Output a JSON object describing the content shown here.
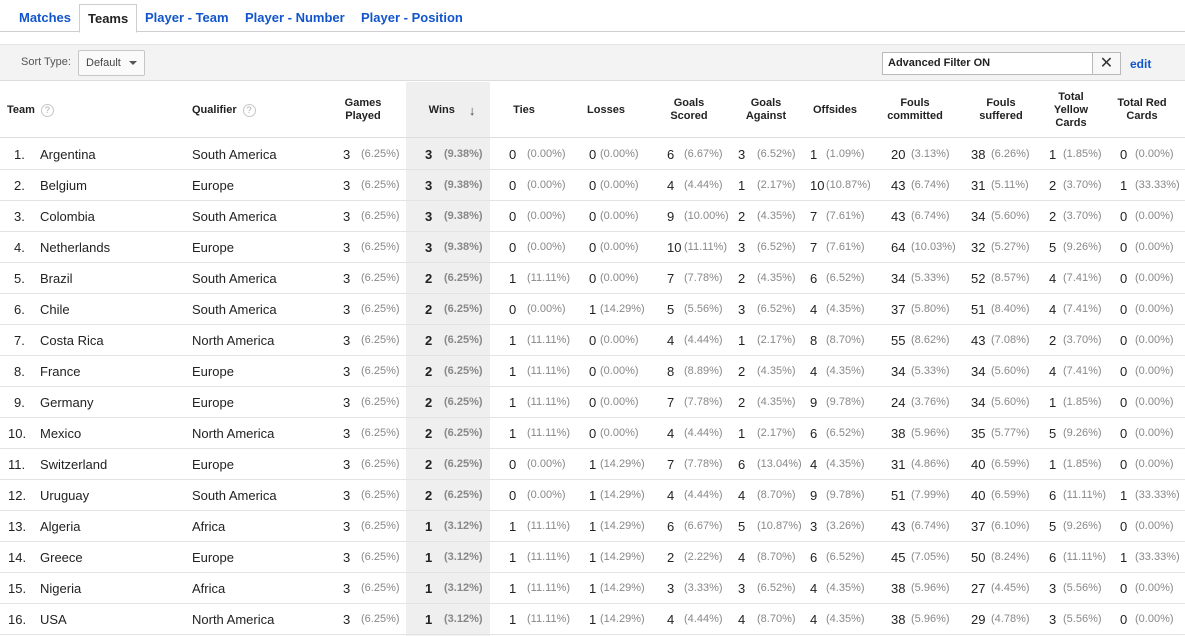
{
  "tabs": [
    {
      "label": "Matches"
    },
    {
      "label": "Teams"
    },
    {
      "label": "Player - Team"
    },
    {
      "label": "Player - Number"
    },
    {
      "label": "Player - Position"
    }
  ],
  "toolbar": {
    "sort_label": "Sort Type:",
    "sort_value": "Default",
    "filter_value": "Advanced Filter ON",
    "clear_glyph": "✕",
    "edit_label": "edit"
  },
  "headers": {
    "team": "Team",
    "qualifier": "Qualifier",
    "help_glyph": "?",
    "games_played": "Games Played",
    "wins": "Wins",
    "sort_arrow": "↓",
    "ties": "Ties",
    "losses": "Losses",
    "goals_scored": "Goals Scored",
    "goals_against": "Goals Against",
    "offsides": "Offsides",
    "fouls_committed": "Fouls committed",
    "fouls_suffered": "Fouls suffered",
    "total_yellow_cards": "Total Yellow Cards",
    "total_red_cards": "Total Red Cards"
  },
  "rows": [
    {
      "rank": "1.",
      "team": "Argentina",
      "qualifier": "South America",
      "gp": [
        "3",
        "(6.25%)"
      ],
      "wins": [
        "3",
        "(9.38%)"
      ],
      "ties": [
        "0",
        "(0.00%)"
      ],
      "losses": [
        "0",
        "(0.00%)"
      ],
      "gs": [
        "6",
        "(6.67%)"
      ],
      "ga": [
        "3",
        "(6.52%)"
      ],
      "off": [
        "1",
        "(1.09%)"
      ],
      "fc": [
        "20",
        "(3.13%)"
      ],
      "fs": [
        "38",
        "(6.26%)"
      ],
      "yc": [
        "1",
        "(1.85%)"
      ],
      "rc": [
        "0",
        "(0.00%)"
      ]
    },
    {
      "rank": "2.",
      "team": "Belgium",
      "qualifier": "Europe",
      "gp": [
        "3",
        "(6.25%)"
      ],
      "wins": [
        "3",
        "(9.38%)"
      ],
      "ties": [
        "0",
        "(0.00%)"
      ],
      "losses": [
        "0",
        "(0.00%)"
      ],
      "gs": [
        "4",
        "(4.44%)"
      ],
      "ga": [
        "1",
        "(2.17%)"
      ],
      "off": [
        "10",
        "(10.87%)"
      ],
      "fc": [
        "43",
        "(6.74%)"
      ],
      "fs": [
        "31",
        "(5.11%)"
      ],
      "yc": [
        "2",
        "(3.70%)"
      ],
      "rc": [
        "1",
        "(33.33%)"
      ]
    },
    {
      "rank": "3.",
      "team": "Colombia",
      "qualifier": "South America",
      "gp": [
        "3",
        "(6.25%)"
      ],
      "wins": [
        "3",
        "(9.38%)"
      ],
      "ties": [
        "0",
        "(0.00%)"
      ],
      "losses": [
        "0",
        "(0.00%)"
      ],
      "gs": [
        "9",
        "(10.00%)"
      ],
      "ga": [
        "2",
        "(4.35%)"
      ],
      "off": [
        "7",
        "(7.61%)"
      ],
      "fc": [
        "43",
        "(6.74%)"
      ],
      "fs": [
        "34",
        "(5.60%)"
      ],
      "yc": [
        "2",
        "(3.70%)"
      ],
      "rc": [
        "0",
        "(0.00%)"
      ]
    },
    {
      "rank": "4.",
      "team": "Netherlands",
      "qualifier": "Europe",
      "gp": [
        "3",
        "(6.25%)"
      ],
      "wins": [
        "3",
        "(9.38%)"
      ],
      "ties": [
        "0",
        "(0.00%)"
      ],
      "losses": [
        "0",
        "(0.00%)"
      ],
      "gs": [
        "10",
        "(11.11%)"
      ],
      "ga": [
        "3",
        "(6.52%)"
      ],
      "off": [
        "7",
        "(7.61%)"
      ],
      "fc": [
        "64",
        "(10.03%)"
      ],
      "fs": [
        "32",
        "(5.27%)"
      ],
      "yc": [
        "5",
        "(9.26%)"
      ],
      "rc": [
        "0",
        "(0.00%)"
      ]
    },
    {
      "rank": "5.",
      "team": "Brazil",
      "qualifier": "South America",
      "gp": [
        "3",
        "(6.25%)"
      ],
      "wins": [
        "2",
        "(6.25%)"
      ],
      "ties": [
        "1",
        "(11.11%)"
      ],
      "losses": [
        "0",
        "(0.00%)"
      ],
      "gs": [
        "7",
        "(7.78%)"
      ],
      "ga": [
        "2",
        "(4.35%)"
      ],
      "off": [
        "6",
        "(6.52%)"
      ],
      "fc": [
        "34",
        "(5.33%)"
      ],
      "fs": [
        "52",
        "(8.57%)"
      ],
      "yc": [
        "4",
        "(7.41%)"
      ],
      "rc": [
        "0",
        "(0.00%)"
      ]
    },
    {
      "rank": "6.",
      "team": "Chile",
      "qualifier": "South America",
      "gp": [
        "3",
        "(6.25%)"
      ],
      "wins": [
        "2",
        "(6.25%)"
      ],
      "ties": [
        "0",
        "(0.00%)"
      ],
      "losses": [
        "1",
        "(14.29%)"
      ],
      "gs": [
        "5",
        "(5.56%)"
      ],
      "ga": [
        "3",
        "(6.52%)"
      ],
      "off": [
        "4",
        "(4.35%)"
      ],
      "fc": [
        "37",
        "(5.80%)"
      ],
      "fs": [
        "51",
        "(8.40%)"
      ],
      "yc": [
        "4",
        "(7.41%)"
      ],
      "rc": [
        "0",
        "(0.00%)"
      ]
    },
    {
      "rank": "7.",
      "team": "Costa Rica",
      "qualifier": "North America",
      "gp": [
        "3",
        "(6.25%)"
      ],
      "wins": [
        "2",
        "(6.25%)"
      ],
      "ties": [
        "1",
        "(11.11%)"
      ],
      "losses": [
        "0",
        "(0.00%)"
      ],
      "gs": [
        "4",
        "(4.44%)"
      ],
      "ga": [
        "1",
        "(2.17%)"
      ],
      "off": [
        "8",
        "(8.70%)"
      ],
      "fc": [
        "55",
        "(8.62%)"
      ],
      "fs": [
        "43",
        "(7.08%)"
      ],
      "yc": [
        "2",
        "(3.70%)"
      ],
      "rc": [
        "0",
        "(0.00%)"
      ]
    },
    {
      "rank": "8.",
      "team": "France",
      "qualifier": "Europe",
      "gp": [
        "3",
        "(6.25%)"
      ],
      "wins": [
        "2",
        "(6.25%)"
      ],
      "ties": [
        "1",
        "(11.11%)"
      ],
      "losses": [
        "0",
        "(0.00%)"
      ],
      "gs": [
        "8",
        "(8.89%)"
      ],
      "ga": [
        "2",
        "(4.35%)"
      ],
      "off": [
        "4",
        "(4.35%)"
      ],
      "fc": [
        "34",
        "(5.33%)"
      ],
      "fs": [
        "34",
        "(5.60%)"
      ],
      "yc": [
        "4",
        "(7.41%)"
      ],
      "rc": [
        "0",
        "(0.00%)"
      ]
    },
    {
      "rank": "9.",
      "team": "Germany",
      "qualifier": "Europe",
      "gp": [
        "3",
        "(6.25%)"
      ],
      "wins": [
        "2",
        "(6.25%)"
      ],
      "ties": [
        "1",
        "(11.11%)"
      ],
      "losses": [
        "0",
        "(0.00%)"
      ],
      "gs": [
        "7",
        "(7.78%)"
      ],
      "ga": [
        "2",
        "(4.35%)"
      ],
      "off": [
        "9",
        "(9.78%)"
      ],
      "fc": [
        "24",
        "(3.76%)"
      ],
      "fs": [
        "34",
        "(5.60%)"
      ],
      "yc": [
        "1",
        "(1.85%)"
      ],
      "rc": [
        "0",
        "(0.00%)"
      ]
    },
    {
      "rank": "10.",
      "team": "Mexico",
      "qualifier": "North America",
      "gp": [
        "3",
        "(6.25%)"
      ],
      "wins": [
        "2",
        "(6.25%)"
      ],
      "ties": [
        "1",
        "(11.11%)"
      ],
      "losses": [
        "0",
        "(0.00%)"
      ],
      "gs": [
        "4",
        "(4.44%)"
      ],
      "ga": [
        "1",
        "(2.17%)"
      ],
      "off": [
        "6",
        "(6.52%)"
      ],
      "fc": [
        "38",
        "(5.96%)"
      ],
      "fs": [
        "35",
        "(5.77%)"
      ],
      "yc": [
        "5",
        "(9.26%)"
      ],
      "rc": [
        "0",
        "(0.00%)"
      ]
    },
    {
      "rank": "11.",
      "team": "Switzerland",
      "qualifier": "Europe",
      "gp": [
        "3",
        "(6.25%)"
      ],
      "wins": [
        "2",
        "(6.25%)"
      ],
      "ties": [
        "0",
        "(0.00%)"
      ],
      "losses": [
        "1",
        "(14.29%)"
      ],
      "gs": [
        "7",
        "(7.78%)"
      ],
      "ga": [
        "6",
        "(13.04%)"
      ],
      "off": [
        "4",
        "(4.35%)"
      ],
      "fc": [
        "31",
        "(4.86%)"
      ],
      "fs": [
        "40",
        "(6.59%)"
      ],
      "yc": [
        "1",
        "(1.85%)"
      ],
      "rc": [
        "0",
        "(0.00%)"
      ]
    },
    {
      "rank": "12.",
      "team": "Uruguay",
      "qualifier": "South America",
      "gp": [
        "3",
        "(6.25%)"
      ],
      "wins": [
        "2",
        "(6.25%)"
      ],
      "ties": [
        "0",
        "(0.00%)"
      ],
      "losses": [
        "1",
        "(14.29%)"
      ],
      "gs": [
        "4",
        "(4.44%)"
      ],
      "ga": [
        "4",
        "(8.70%)"
      ],
      "off": [
        "9",
        "(9.78%)"
      ],
      "fc": [
        "51",
        "(7.99%)"
      ],
      "fs": [
        "40",
        "(6.59%)"
      ],
      "yc": [
        "6",
        "(11.11%)"
      ],
      "rc": [
        "1",
        "(33.33%)"
      ]
    },
    {
      "rank": "13.",
      "team": "Algeria",
      "qualifier": "Africa",
      "gp": [
        "3",
        "(6.25%)"
      ],
      "wins": [
        "1",
        "(3.12%)"
      ],
      "ties": [
        "1",
        "(11.11%)"
      ],
      "losses": [
        "1",
        "(14.29%)"
      ],
      "gs": [
        "6",
        "(6.67%)"
      ],
      "ga": [
        "5",
        "(10.87%)"
      ],
      "off": [
        "3",
        "(3.26%)"
      ],
      "fc": [
        "43",
        "(6.74%)"
      ],
      "fs": [
        "37",
        "(6.10%)"
      ],
      "yc": [
        "5",
        "(9.26%)"
      ],
      "rc": [
        "0",
        "(0.00%)"
      ]
    },
    {
      "rank": "14.",
      "team": "Greece",
      "qualifier": "Europe",
      "gp": [
        "3",
        "(6.25%)"
      ],
      "wins": [
        "1",
        "(3.12%)"
      ],
      "ties": [
        "1",
        "(11.11%)"
      ],
      "losses": [
        "1",
        "(14.29%)"
      ],
      "gs": [
        "2",
        "(2.22%)"
      ],
      "ga": [
        "4",
        "(8.70%)"
      ],
      "off": [
        "6",
        "(6.52%)"
      ],
      "fc": [
        "45",
        "(7.05%)"
      ],
      "fs": [
        "50",
        "(8.24%)"
      ],
      "yc": [
        "6",
        "(11.11%)"
      ],
      "rc": [
        "1",
        "(33.33%)"
      ]
    },
    {
      "rank": "15.",
      "team": "Nigeria",
      "qualifier": "Africa",
      "gp": [
        "3",
        "(6.25%)"
      ],
      "wins": [
        "1",
        "(3.12%)"
      ],
      "ties": [
        "1",
        "(11.11%)"
      ],
      "losses": [
        "1",
        "(14.29%)"
      ],
      "gs": [
        "3",
        "(3.33%)"
      ],
      "ga": [
        "3",
        "(6.52%)"
      ],
      "off": [
        "4",
        "(4.35%)"
      ],
      "fc": [
        "38",
        "(5.96%)"
      ],
      "fs": [
        "27",
        "(4.45%)"
      ],
      "yc": [
        "3",
        "(5.56%)"
      ],
      "rc": [
        "0",
        "(0.00%)"
      ]
    },
    {
      "rank": "16.",
      "team": "USA",
      "qualifier": "North America",
      "gp": [
        "3",
        "(6.25%)"
      ],
      "wins": [
        "1",
        "(3.12%)"
      ],
      "ties": [
        "1",
        "(11.11%)"
      ],
      "losses": [
        "1",
        "(14.29%)"
      ],
      "gs": [
        "4",
        "(4.44%)"
      ],
      "ga": [
        "4",
        "(8.70%)"
      ],
      "off": [
        "4",
        "(4.35%)"
      ],
      "fc": [
        "38",
        "(5.96%)"
      ],
      "fs": [
        "29",
        "(4.78%)"
      ],
      "yc": [
        "3",
        "(5.56%)"
      ],
      "rc": [
        "0",
        "(0.00%)"
      ]
    }
  ]
}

★ ★ ★ ★ ★ ★ ★

Identify every line where the string "Player" appears.

      "label": "Player - Team"
      "label": "Player - Number"
      "label": "Player - Position"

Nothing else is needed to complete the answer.